- PROBLEM TO WORK ON
Rewrite all the records with "dynamo" replaced by "generator", keeping every other word the same and omitting the pictures.

- DATASET RECORDS

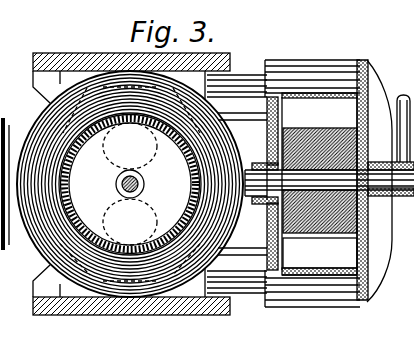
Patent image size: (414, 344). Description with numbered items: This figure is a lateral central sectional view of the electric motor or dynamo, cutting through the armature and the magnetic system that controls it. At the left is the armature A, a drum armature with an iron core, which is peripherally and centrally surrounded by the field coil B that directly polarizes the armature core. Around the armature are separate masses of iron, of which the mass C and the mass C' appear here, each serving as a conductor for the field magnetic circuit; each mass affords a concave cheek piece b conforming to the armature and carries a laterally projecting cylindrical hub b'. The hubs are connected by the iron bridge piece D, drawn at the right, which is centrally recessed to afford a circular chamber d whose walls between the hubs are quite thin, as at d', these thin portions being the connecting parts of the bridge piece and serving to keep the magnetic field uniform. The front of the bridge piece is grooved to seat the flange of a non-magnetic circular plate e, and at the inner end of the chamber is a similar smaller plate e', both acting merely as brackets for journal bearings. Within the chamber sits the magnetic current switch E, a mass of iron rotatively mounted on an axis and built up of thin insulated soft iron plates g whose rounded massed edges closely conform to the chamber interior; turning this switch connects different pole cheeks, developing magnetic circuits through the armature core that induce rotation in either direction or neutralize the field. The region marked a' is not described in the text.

The armature A is at (130, 184).
The field coil B is at (47, 121).
The iron mass C is at (39, 281).
The iron mass C' is at (33, 87).
The concave cheek piece b is at (131, 184).
The cylindrical hub b' is at (237, 184).
The bridge piece D is at (312, 174).
The circular chamber d is at (383, 180).
The thin wall portions d' is at (319, 107).
The magnetic current switch E is at (319, 232).
The non-magnetic circular plate e is at (379, 181).
The smaller plate e' is at (282, 131).
The soft iron plates g is at (353, 128).
The bottom flange a' is at (319, 286).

- EXERCISE RESPONSE
Patent image size: (414, 344). Description with numbered items: This figure is a lateral central sectional view of the electric motor or generator, cutting through the armature and the magnetic system that controls it. At the left is the armature A, a drum armature with an iron core, which is peripherally and centrally surrounded by the field coil B that directly polarizes the armature core. Around the armature are separate masses of iron, of which the mass C and the mass C' appear here, each serving as a conductor for the field magnetic circuit; each mass affords a concave cheek piece b conforming to the armature and carries a laterally projecting cylindrical hub b'. The hubs are connected by the iron bridge piece D, drawn at the right, which is centrally recessed to afford a circular chamber d whose walls between the hubs are quite thin, as at d', these thin portions being the connecting parts of the bridge piece and serving to keep the magnetic field uniform. The front of the bridge piece is grooved to seat the flange of a non-magnetic circular plate e, and at the inner end of the chamber is a similar smaller plate e', both acting merely as brackets for journal bearings. Within the chamber sits the magnetic current switch E, a mass of iron rotatively mounted on an axis and built up of thin insulated soft iron plates g whose rounded massed edges closely conform to the chamber interior; turning this switch connects different pole cheeks, developing magnetic circuits through the armature core that induce rotation in either direction or neutralize the field. The region marked a' is not described in the text.

The armature A is at (130, 184).
The field coil B is at (47, 121).
The iron mass C is at (39, 281).
The iron mass C' is at (33, 87).
The concave cheek piece b is at (131, 184).
The cylindrical hub b' is at (237, 184).
The bridge piece D is at (312, 174).
The circular chamber d is at (383, 180).
The thin wall portions d' is at (319, 107).
The magnetic current switch E is at (319, 232).
The non-magnetic circular plate e is at (379, 181).
The smaller plate e' is at (282, 131).
The soft iron plates g is at (353, 128).
The bottom flange a' is at (319, 286).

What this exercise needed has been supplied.